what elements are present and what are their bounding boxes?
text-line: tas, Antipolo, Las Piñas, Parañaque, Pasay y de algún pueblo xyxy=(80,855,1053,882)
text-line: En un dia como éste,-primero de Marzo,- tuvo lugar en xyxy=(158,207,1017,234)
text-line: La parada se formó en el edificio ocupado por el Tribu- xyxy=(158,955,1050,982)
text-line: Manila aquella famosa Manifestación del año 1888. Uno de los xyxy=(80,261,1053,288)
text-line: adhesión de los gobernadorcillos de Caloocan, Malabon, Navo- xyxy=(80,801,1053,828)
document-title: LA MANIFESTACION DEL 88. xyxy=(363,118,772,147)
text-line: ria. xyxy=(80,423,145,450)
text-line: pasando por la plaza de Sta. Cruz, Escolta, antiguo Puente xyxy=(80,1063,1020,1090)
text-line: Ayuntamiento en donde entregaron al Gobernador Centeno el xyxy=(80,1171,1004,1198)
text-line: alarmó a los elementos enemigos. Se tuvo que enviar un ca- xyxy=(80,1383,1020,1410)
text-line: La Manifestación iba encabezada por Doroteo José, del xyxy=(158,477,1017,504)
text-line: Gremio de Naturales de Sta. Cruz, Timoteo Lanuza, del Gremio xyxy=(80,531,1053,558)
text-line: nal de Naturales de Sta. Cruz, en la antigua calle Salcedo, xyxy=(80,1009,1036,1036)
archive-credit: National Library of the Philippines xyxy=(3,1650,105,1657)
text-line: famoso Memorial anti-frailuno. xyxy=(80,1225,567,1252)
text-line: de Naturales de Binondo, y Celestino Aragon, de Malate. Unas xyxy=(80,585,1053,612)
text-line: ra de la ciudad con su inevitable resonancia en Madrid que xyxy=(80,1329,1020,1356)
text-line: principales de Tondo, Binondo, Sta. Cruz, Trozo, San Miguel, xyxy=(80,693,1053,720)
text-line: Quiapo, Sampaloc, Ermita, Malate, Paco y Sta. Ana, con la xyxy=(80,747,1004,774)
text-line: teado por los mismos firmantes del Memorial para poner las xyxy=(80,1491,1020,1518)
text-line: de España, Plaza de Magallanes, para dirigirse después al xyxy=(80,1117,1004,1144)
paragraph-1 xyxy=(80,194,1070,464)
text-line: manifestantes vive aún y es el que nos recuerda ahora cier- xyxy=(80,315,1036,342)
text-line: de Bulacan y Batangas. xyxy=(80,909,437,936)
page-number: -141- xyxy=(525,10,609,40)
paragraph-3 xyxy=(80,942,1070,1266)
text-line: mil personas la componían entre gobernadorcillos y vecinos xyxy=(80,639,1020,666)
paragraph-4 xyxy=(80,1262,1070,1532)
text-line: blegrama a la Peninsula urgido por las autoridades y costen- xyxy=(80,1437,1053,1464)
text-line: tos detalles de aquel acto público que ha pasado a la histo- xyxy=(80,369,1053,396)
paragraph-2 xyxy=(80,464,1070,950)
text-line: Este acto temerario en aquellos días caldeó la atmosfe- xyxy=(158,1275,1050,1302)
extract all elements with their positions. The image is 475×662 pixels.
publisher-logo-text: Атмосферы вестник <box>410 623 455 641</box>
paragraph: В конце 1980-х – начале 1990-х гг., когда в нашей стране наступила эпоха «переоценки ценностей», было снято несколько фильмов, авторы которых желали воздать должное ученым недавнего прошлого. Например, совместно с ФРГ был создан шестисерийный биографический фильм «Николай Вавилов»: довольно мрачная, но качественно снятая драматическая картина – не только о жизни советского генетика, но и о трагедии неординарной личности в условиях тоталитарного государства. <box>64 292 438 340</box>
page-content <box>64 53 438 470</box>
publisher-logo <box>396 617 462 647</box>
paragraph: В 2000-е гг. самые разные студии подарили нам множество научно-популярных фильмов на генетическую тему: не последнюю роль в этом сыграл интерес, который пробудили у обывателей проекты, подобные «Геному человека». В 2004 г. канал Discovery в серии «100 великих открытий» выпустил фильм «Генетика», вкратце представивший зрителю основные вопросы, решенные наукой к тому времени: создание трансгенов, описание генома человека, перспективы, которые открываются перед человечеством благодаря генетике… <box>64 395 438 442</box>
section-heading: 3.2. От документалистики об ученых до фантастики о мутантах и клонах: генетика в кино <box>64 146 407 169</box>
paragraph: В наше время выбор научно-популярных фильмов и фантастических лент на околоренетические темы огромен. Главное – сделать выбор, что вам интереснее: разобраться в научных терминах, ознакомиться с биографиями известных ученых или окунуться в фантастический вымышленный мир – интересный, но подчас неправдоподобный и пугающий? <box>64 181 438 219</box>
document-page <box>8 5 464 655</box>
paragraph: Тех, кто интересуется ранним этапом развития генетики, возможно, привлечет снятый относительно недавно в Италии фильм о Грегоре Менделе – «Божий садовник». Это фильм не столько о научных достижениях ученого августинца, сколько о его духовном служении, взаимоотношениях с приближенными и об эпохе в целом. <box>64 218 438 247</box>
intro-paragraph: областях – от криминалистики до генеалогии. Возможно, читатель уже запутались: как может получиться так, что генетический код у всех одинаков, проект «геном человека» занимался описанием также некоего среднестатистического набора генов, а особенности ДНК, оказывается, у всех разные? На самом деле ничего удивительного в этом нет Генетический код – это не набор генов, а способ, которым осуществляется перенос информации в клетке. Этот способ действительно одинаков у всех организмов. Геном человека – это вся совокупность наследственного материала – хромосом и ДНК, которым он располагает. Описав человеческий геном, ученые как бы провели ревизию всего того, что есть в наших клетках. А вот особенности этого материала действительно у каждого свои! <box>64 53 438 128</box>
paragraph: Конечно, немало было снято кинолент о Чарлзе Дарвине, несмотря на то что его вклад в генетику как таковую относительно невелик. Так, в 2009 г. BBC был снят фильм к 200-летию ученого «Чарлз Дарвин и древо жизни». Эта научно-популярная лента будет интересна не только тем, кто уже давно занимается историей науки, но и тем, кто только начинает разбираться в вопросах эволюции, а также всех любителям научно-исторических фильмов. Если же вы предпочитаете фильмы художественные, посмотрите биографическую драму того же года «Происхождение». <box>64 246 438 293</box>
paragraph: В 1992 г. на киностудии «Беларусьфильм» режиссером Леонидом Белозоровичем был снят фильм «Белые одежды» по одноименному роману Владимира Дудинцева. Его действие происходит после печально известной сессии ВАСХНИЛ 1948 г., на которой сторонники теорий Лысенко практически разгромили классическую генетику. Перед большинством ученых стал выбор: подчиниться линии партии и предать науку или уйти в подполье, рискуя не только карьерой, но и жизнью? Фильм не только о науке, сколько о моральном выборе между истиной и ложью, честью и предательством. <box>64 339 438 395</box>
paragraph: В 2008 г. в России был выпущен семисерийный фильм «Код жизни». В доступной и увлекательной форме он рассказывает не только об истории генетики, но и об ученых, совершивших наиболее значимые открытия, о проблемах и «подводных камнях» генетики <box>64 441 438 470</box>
********
Format every line of the records above as a JSON list of strings, one string per line, omitting blank lines.

▸ THE REPLY:
[
  "what elements are present and what are their bounding boxes?",
  "text-line: tas, Antipolo, Las Piñas, Parañaque, Pasay y de algún pueblo xyxy=(80,855,1053,882)",
  "text-line: En un dia como éste,-primero de Marzo,- tuvo lugar en xyxy=(158,207,1017,234)",
  "text-line: La parada se formó en el edificio ocupado por el Tribu- xyxy=(158,955,1050,982)",
  "text-line: Manila aquella famosa Manifestación del año 1888. Uno de los xyxy=(80,261,1053,288)",
  "text-line: adhesión de los gobernadorcillos de Caloocan, Malabon, Navo- xyxy=(80,801,1053,828)",
  "document-title: LA MANIFESTACION DEL 88. xyxy=(363,118,772,147)",
  "text-line: ria. xyxy=(80,423,145,450)",
  "text-line: pasando por la plaza de Sta. Cruz, Escolta, antiguo Puente xyxy=(80,1063,1020,1090)",
  "text-line: Ayuntamiento en donde entregaron al Gobernador Centeno el xyxy=(80,1171,1004,1198)",
  "text-line: alarmó a los elementos enemigos. Se tuvo que enviar un ca- xyxy=(80,1383,1020,1410)",
  "text-line: La Manifestación iba encabezada por Doroteo José, del xyxy=(158,477,1017,504)",
  "text-line: Gremio de Naturales de Sta. Cruz, Timoteo Lanuza, del Gremio xyxy=(80,531,1053,558)",
  "text-line: nal de Naturales de Sta. Cruz, en la antigua calle Salcedo, xyxy=(80,1009,1036,1036)",
  "archive-credit: National Library of the Philippines xyxy=(3,1650,105,1657)",
  "text-line: famoso Memorial anti-frailuno. xyxy=(80,1225,567,1252)",
  "text-line: de Naturales de Binondo, y Celestino Aragon, de Malate. Unas xyxy=(80,585,1053,612)",
  "text-line: ra de la ciudad con su inevitable resonancia en Madrid que xyxy=(80,1329,1020,1356)",
  "text-line: principales de Tondo, Binondo, Sta. Cruz, Trozo, San Miguel, xyxy=(80,693,1053,720)",
  "text-line: Quiapo, Sampaloc, Ermita, Malate, Paco y Sta. Ana, con la xyxy=(80,747,1004,774)",
  "text-line: teado por los mismos firmantes del Memorial para poner las xyxy=(80,1491,1020,1518)",
  "text-line: de España, Plaza de Magallanes, para dirigirse después al xyxy=(80,1117,1004,1144)",
  "paragraph-1 xyxy=(80,194,1070,464)",
  "text-line: manifestantes vive aún y es el que nos recuerda ahora cier- xyxy=(80,315,1036,342)",
  "text-line: de Bulacan y Batangas. xyxy=(80,909,437,936)",
  "page-number: -141- xyxy=(525,10,609,40)",
  "paragraph-3 xyxy=(80,942,1070,1266)",
  "text-line: mil personas la componían entre gobernadorcillos y vecinos xyxy=(80,639,1020,666)",
  "paragraph-4 xyxy=(80,1262,1070,1532)",
  "text-line: blegrama a la Peninsula urgido por las autoridades y costen- xyxy=(80,1437,1053,1464)",
  "text-line: tos detalles de aquel acto público que ha pasado a la histo- xyxy=(80,369,1053,396)",
  "paragraph-2 xyxy=(80,464,1070,950)",
  "text-line: Este acto temerario en aquellos días caldeó la atmosfe- xyxy=(158,1275,1050,1302)",
  "extract all elements with their positions. The image is 475×662 pixels.",
  "publisher-logo-text: Атмосферы вестник <box>410 623 455 641</box>",
  "paragraph: В конце 1980-х – начале 1990-х гг., когда в нашей стране наступила эпоха «переоценки ценностей», было снято несколько фильмов, авторы которых желали воздать должное ученым недавнего прошлого. Например, совместно с ФРГ был создан шестисерийный биографический фильм «Николай Вавилов»: довольно мрачная, но качественно снятая драматическая картина – не только о жизни советского генетика, но и о трагедии неординарной личности в условиях тоталитарного государства. <box>64 292 438 340</box>",
  "page-content <box>64 53 438 470</box>",
  "publisher-logo <box>396 617 462 647</box>",
  "paragraph: В 2000-е гг. самые разные студии подарили нам множество научно-популярных фильмов на генетическую тему: не последнюю роль в этом сыграл интерес, который пробудили у обывателей проекты, подобные «Геному человека». В 2004 г. канал Discovery в серии «100 великих открытий» выпустил фильм «Генетика», вкратце представивший зрителю основные вопросы, решенные наукой к тому времени: создание трансгенов, описание генома человека, перспективы, которые открываются перед человечеством благодаря генетике… <box>64 395 438 442</box>",
  "section-heading: 3.2. От документалистики об ученых до фантастики о мутантах и клонах: генетика в кино <box>64 146 407 169</box>",
  "paragraph: В наше время выбор научно-популярных фильмов и фантастических лент на околоренетические темы огромен. Главное – сделать выбор, что вам интереснее: разобраться в научных терминах, ознакомиться с биографиями известных ученых или окунуться в фантастический вымышленный мир – интересный, но подчас неправдоподобный и пугающий? <box>64 181 438 219</box>",
  "document-page <box>8 5 464 655</box>",
  "paragraph: Тех, кто интересуется ранним этапом развития генетики, возможно, привлечет снятый относительно недавно в Италии фильм о Грегоре Менделе – «Божий садовник». Это фильм не столько о научных достижениях ученого августинца, сколько о его духовном служении, взаимоотношениях с приближенными и об эпохе в целом. <box>64 218 438 247</box>",
  "intro-paragraph: областях – от криминалистики до генеалогии. Возможно, читатель уже запутались: как может получиться так, что генетический код у всех одинаков, проект «геном человека» занимался описанием также некоего среднестатистического набора генов, а особенности ДНК, оказывается, у всех разные? На самом деле ничего удивительного в этом нет Генетический код – это не набор генов, а способ, которым осуществляется перенос информации в клетке. Этот способ действительно одинаков у всех организмов. Геном человека – это вся совокупность наследственного материала – хромосом и ДНК, которым он располагает. Описав человеческий геном, ученые как бы провели ревизию всего того, что есть в наших клетках. А вот особенности этого материала действительно у каждого свои! <box>64 53 438 128</box>",
  "paragraph: Конечно, немало было снято кинолент о Чарлзе Дарвине, несмотря на то что его вклад в генетику как таковую относительно невелик. Так, в 2009 г. BBC был снят фильм к 200-летию ученого «Чарлз Дарвин и древо жизни». Эта научно-популярная лента будет интересна не только тем, кто уже давно занимается историей науки, но и тем, кто только начинает разбираться в вопросах эволюции, а также всех любителям научно-исторических фильмов. Если же вы предпочитаете фильмы художественные, посмотрите биографическую драму того же года «Происхождение». <box>64 246 438 293</box>",
  "paragraph: В 1992 г. на киностудии «Беларусьфильм» режиссером Леонидом Белозоровичем был снят фильм «Белые одежды» по одноименному роману Владимира Дудинцева. Его действие происходит после печально известной сессии ВАСХНИЛ 1948 г., на которой сторонники теорий Лысенко практически разгромили классическую генетику. Перед большинством ученых стал выбор: подчиниться линии партии и предать науку или уйти в подполье, рискуя не только карьерой, но и жизнью? Фильм не только о науке, сколько о моральном выборе между истиной и ложью, честью и предательством. <box>64 339 438 395</box>",
  "paragraph: В 2008 г. в России был выпущен семисерийный фильм «Код жизни». В доступной и увлекательной форме он рассказывает не только об истории генетики, но и об ученых, совершивших наиболее значимые открытия, о проблемах и «подводных камнях» генетики <box>64 441 438 470</box>"
]